- **Exercise goal**
Copy each line of the records that holds the string "this".

- **Material for the task**
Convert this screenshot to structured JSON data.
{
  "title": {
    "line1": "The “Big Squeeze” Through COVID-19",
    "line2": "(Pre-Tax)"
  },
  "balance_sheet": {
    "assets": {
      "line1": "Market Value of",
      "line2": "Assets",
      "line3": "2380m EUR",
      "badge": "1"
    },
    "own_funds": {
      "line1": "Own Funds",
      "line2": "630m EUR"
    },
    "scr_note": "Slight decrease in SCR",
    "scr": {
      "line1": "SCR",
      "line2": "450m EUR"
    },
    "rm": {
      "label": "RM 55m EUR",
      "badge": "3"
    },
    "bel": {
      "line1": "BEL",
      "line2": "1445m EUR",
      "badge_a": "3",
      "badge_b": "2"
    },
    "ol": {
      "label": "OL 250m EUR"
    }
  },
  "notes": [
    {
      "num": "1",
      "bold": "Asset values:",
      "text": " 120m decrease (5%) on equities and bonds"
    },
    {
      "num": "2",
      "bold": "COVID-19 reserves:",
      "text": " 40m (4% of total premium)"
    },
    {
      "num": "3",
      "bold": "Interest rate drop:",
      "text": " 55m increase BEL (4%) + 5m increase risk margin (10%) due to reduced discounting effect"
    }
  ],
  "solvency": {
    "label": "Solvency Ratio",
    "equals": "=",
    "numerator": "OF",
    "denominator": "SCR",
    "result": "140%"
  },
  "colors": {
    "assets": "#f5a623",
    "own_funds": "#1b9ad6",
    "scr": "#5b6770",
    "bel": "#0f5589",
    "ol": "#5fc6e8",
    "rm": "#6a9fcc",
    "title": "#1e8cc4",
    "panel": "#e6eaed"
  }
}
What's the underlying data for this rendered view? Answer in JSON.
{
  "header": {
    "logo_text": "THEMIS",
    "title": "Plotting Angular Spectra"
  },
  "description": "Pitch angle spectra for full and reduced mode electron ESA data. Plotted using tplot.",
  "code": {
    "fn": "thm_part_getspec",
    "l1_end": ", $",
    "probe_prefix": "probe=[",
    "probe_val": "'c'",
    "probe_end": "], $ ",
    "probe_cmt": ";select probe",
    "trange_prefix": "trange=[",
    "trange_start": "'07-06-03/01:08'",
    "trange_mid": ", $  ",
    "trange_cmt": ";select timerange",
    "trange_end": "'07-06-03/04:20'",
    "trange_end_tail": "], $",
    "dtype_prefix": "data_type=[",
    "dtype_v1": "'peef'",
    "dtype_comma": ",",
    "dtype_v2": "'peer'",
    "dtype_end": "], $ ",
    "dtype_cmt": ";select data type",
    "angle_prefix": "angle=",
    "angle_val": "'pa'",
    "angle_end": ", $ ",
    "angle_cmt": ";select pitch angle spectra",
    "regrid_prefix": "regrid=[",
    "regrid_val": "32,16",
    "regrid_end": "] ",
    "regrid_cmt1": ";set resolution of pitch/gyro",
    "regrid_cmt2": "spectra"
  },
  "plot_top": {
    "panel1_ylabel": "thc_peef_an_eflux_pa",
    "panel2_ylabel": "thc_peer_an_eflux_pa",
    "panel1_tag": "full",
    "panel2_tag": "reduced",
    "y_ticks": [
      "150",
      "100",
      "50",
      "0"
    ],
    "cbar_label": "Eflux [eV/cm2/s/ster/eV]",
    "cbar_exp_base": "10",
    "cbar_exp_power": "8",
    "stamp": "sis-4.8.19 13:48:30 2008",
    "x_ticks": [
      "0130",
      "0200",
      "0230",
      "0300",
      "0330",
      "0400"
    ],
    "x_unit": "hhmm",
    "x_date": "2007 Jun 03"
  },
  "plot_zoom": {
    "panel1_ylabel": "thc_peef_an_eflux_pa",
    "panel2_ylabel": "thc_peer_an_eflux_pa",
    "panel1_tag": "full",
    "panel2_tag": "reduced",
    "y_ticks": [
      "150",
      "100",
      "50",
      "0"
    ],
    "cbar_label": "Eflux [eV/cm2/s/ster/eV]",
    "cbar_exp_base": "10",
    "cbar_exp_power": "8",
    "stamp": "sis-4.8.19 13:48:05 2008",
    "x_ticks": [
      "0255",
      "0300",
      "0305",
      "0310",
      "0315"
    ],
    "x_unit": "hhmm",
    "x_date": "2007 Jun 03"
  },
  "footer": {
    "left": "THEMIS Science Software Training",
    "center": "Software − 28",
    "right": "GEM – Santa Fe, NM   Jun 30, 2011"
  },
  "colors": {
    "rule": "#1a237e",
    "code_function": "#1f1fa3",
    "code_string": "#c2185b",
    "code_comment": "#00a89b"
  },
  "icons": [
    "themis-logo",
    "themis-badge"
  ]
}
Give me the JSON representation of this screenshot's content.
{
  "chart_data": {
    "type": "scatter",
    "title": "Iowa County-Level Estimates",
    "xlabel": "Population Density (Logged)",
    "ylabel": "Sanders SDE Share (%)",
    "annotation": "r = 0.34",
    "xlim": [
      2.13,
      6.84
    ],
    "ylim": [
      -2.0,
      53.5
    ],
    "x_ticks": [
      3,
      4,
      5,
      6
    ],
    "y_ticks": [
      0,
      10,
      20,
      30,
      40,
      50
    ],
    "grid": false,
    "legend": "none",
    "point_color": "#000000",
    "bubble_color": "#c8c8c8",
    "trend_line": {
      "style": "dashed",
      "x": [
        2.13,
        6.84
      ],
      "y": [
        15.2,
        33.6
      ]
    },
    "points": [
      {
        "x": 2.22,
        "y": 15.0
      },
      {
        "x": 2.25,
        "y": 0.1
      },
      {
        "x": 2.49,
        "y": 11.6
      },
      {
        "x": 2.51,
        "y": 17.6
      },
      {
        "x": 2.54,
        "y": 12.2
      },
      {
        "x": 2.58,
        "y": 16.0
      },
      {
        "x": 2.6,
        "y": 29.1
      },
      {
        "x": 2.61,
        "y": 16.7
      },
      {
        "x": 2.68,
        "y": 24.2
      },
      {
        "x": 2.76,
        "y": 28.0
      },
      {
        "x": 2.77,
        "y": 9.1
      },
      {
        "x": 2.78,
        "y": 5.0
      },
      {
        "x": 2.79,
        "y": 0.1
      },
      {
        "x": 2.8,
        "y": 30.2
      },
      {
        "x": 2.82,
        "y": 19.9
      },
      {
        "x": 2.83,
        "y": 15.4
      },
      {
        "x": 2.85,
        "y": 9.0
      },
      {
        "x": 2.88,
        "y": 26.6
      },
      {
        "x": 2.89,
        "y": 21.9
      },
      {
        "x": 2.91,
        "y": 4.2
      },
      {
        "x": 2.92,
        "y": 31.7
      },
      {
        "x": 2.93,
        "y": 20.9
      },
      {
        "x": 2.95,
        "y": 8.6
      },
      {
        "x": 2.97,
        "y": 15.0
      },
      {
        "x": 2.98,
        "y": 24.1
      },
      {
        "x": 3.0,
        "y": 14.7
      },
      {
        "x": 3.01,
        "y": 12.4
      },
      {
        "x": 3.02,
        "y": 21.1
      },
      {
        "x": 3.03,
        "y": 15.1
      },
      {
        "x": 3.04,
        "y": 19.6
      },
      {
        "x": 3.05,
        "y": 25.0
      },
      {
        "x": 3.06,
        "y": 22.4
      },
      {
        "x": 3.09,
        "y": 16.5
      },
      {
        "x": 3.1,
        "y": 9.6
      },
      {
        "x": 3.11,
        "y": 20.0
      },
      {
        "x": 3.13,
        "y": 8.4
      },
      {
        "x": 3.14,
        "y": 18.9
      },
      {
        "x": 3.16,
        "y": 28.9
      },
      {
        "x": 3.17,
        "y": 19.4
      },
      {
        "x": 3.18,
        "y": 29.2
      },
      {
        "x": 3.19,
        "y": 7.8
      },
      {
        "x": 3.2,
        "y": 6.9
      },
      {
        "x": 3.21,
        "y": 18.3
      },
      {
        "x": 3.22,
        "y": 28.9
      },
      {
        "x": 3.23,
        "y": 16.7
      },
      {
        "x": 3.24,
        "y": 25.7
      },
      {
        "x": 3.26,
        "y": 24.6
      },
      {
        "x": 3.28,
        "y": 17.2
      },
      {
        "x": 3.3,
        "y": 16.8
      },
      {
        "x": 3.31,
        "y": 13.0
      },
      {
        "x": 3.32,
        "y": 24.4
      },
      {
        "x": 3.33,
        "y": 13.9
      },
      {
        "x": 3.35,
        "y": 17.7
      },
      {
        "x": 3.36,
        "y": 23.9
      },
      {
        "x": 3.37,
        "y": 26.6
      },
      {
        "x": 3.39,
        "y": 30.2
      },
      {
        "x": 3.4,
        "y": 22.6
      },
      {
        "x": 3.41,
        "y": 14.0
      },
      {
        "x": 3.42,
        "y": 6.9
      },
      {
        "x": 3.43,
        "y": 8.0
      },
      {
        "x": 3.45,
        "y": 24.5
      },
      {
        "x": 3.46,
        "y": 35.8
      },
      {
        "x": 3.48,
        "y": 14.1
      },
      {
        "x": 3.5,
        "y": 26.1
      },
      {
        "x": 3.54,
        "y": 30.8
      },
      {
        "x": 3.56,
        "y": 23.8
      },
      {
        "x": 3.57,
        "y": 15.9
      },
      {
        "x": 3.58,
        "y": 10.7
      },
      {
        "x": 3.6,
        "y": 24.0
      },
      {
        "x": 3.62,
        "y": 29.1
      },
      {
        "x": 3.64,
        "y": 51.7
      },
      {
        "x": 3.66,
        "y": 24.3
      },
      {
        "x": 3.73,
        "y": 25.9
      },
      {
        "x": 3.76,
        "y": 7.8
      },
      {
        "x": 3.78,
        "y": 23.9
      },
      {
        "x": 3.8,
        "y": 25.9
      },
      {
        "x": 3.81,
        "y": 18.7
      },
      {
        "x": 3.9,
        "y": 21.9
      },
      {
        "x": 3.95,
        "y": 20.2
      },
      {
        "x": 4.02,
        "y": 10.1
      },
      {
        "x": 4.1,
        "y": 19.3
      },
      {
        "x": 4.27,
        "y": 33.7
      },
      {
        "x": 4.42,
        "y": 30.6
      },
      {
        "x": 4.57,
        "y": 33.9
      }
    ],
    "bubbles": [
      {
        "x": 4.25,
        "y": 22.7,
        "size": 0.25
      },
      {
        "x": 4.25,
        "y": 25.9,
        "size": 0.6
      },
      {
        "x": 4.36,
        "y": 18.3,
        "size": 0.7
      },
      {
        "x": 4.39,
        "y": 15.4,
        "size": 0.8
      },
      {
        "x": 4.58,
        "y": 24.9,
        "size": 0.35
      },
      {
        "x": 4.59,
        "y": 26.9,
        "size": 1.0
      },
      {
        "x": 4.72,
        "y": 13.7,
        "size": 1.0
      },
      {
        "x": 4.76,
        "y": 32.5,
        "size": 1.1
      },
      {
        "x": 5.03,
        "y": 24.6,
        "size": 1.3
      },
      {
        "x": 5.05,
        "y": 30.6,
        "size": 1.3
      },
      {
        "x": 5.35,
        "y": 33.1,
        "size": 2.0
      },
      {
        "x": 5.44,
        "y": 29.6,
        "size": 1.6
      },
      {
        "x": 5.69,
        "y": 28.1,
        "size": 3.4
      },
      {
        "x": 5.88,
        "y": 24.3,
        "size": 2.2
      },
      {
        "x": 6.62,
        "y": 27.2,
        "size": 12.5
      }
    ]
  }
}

- **Answer to the exercise**
Convert this screenshot to structured JSON data.
What's the underlying data for this rendered view? Answer in JSON.
Give me the JSON representation of this screenshot's content.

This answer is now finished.